Challenge: Copy, from the entries below, each line in which the string "FFFFFF" appears.

'''

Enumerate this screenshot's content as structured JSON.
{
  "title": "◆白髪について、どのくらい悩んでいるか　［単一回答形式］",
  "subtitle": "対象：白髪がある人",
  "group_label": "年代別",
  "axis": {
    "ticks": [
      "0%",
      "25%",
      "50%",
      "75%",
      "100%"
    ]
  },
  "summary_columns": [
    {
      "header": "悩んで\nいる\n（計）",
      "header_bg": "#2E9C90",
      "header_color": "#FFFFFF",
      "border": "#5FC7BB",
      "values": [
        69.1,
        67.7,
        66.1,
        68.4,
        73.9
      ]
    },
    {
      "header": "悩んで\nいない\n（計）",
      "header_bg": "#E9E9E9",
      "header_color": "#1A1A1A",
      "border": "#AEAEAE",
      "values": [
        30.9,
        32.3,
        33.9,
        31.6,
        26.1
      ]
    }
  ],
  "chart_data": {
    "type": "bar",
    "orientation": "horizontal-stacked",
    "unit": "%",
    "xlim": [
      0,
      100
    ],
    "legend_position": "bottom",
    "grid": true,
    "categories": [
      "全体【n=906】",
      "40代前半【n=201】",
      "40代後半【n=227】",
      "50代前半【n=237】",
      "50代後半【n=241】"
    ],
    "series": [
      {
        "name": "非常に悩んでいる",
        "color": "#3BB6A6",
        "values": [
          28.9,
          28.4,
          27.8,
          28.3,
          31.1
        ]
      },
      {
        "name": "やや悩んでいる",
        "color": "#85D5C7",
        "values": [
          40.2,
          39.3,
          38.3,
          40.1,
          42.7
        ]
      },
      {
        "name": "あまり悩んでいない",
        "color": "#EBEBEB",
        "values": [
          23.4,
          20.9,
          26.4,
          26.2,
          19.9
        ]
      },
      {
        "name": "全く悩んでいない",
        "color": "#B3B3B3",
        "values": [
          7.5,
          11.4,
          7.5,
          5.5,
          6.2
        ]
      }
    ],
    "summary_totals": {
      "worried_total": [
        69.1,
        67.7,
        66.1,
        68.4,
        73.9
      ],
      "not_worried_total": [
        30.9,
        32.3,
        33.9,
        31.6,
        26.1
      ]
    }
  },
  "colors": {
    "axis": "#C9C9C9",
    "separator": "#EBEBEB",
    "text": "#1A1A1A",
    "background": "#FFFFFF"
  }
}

'''

The solution:
      "header_color": "#FFFFFF",
    "background": "#FFFFFF"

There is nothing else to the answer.